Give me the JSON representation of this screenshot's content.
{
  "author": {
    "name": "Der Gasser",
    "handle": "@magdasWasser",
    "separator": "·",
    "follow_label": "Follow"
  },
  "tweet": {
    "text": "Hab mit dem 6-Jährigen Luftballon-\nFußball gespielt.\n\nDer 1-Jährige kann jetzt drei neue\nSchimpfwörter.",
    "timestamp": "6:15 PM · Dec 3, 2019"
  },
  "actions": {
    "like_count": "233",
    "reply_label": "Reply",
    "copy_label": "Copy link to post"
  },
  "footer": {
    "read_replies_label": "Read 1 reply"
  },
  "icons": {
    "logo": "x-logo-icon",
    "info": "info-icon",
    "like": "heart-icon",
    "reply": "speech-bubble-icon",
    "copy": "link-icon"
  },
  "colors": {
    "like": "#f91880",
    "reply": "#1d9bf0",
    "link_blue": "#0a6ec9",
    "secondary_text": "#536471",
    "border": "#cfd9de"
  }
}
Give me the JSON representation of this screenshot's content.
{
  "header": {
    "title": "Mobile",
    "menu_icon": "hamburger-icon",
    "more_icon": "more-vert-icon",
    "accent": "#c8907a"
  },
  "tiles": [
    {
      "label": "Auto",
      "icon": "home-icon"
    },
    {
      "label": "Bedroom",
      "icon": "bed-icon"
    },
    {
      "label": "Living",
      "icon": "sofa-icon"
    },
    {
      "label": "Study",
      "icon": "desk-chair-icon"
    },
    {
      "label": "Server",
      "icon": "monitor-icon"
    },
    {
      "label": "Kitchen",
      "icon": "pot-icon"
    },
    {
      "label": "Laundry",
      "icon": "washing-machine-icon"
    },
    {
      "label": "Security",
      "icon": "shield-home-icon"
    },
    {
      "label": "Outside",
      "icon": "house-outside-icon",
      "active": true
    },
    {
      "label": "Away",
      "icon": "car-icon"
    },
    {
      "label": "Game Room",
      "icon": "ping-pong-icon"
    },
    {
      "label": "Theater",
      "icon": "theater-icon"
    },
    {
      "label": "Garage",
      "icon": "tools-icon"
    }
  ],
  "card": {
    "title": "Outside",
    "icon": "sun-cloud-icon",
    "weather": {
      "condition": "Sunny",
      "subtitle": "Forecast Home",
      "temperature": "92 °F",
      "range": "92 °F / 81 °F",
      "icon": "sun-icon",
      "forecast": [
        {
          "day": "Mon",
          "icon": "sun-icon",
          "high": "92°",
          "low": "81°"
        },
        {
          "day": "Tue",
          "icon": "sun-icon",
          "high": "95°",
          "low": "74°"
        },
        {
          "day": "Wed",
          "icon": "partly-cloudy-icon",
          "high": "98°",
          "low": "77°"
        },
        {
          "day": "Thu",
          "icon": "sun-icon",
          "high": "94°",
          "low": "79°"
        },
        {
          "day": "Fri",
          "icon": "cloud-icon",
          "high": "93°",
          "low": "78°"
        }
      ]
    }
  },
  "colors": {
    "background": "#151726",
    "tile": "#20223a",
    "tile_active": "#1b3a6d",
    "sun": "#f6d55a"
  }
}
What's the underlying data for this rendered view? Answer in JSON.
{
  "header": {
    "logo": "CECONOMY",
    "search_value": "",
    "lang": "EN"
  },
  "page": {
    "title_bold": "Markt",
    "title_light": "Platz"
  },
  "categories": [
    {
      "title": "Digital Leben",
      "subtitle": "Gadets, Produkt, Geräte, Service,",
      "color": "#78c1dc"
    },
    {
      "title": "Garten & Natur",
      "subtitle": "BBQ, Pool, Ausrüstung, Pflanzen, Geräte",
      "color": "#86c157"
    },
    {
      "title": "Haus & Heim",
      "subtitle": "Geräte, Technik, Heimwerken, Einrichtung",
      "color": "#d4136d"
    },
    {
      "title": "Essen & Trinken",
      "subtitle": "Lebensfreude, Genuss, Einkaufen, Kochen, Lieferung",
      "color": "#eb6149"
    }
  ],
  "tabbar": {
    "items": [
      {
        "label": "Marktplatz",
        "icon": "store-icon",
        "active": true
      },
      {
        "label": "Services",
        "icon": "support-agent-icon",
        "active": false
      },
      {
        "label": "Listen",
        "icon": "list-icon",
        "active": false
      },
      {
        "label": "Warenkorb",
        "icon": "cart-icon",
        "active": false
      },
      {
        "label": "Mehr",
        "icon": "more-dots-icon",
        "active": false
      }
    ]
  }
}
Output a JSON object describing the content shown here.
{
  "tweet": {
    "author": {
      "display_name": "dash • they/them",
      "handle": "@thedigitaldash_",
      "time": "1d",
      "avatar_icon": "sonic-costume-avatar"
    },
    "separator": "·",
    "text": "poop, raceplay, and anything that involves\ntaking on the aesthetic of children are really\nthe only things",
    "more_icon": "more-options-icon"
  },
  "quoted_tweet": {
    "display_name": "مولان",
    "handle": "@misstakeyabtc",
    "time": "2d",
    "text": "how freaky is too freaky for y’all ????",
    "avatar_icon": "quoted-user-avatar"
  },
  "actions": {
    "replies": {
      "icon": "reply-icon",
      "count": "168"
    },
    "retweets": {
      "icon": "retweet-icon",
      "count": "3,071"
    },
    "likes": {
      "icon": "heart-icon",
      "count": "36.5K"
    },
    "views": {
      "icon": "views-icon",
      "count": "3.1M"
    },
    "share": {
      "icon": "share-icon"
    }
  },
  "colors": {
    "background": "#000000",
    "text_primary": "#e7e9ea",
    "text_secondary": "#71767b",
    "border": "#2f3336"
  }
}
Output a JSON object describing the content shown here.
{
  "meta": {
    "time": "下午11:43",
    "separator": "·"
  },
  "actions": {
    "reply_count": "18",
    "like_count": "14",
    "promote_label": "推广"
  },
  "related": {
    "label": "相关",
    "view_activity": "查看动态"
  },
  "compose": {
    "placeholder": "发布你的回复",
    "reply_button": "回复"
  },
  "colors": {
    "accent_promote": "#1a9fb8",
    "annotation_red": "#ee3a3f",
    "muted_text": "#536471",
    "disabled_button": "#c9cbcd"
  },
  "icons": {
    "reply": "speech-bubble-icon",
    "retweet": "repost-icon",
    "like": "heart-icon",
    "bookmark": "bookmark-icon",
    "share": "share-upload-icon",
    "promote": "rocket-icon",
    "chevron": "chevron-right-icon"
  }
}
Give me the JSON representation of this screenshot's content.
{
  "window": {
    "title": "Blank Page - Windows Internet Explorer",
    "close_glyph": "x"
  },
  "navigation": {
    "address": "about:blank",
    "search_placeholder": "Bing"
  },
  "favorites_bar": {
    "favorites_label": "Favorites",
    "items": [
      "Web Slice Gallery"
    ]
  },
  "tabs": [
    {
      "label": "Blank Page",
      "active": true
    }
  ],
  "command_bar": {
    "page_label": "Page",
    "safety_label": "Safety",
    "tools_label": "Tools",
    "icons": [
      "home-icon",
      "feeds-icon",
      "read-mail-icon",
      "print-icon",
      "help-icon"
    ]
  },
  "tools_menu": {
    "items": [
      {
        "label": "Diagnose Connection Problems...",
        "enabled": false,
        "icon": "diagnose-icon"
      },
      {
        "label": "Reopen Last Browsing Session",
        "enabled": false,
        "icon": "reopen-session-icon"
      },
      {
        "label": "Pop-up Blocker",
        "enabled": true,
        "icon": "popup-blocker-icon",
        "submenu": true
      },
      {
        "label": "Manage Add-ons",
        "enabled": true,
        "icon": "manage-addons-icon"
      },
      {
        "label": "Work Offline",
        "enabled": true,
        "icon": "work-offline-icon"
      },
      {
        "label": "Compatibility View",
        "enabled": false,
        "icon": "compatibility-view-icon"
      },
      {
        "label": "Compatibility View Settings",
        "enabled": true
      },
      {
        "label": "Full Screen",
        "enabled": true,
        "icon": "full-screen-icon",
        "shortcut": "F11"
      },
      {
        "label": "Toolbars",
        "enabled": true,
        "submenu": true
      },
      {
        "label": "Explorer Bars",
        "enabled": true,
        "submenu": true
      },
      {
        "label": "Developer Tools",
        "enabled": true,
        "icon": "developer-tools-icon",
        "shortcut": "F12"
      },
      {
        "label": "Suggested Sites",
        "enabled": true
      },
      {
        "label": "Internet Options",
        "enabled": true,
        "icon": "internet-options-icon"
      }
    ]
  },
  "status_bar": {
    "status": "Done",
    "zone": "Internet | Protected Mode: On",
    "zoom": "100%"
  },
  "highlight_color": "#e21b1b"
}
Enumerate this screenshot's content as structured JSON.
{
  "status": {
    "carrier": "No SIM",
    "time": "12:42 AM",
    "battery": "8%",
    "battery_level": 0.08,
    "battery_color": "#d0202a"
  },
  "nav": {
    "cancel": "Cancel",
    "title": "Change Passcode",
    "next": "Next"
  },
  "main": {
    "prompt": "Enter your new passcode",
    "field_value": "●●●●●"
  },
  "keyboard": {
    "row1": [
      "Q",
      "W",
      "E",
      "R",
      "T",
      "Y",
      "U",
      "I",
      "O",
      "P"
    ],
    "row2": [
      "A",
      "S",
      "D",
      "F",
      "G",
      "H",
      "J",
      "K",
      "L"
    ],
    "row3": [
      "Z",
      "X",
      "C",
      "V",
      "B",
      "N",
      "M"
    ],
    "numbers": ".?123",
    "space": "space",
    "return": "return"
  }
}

## Exercise
Each line above that holds the string "Geräte" should be copied and shown.

## Finished answer
      "subtitle": "Gadets, Produkt, Geräte, Service,",
      "subtitle": "BBQ, Pool, Ausrüstung, Pflanzen, Geräte",
      "subtitle": "Geräte, Technik, Heimwerken, Einrichtung",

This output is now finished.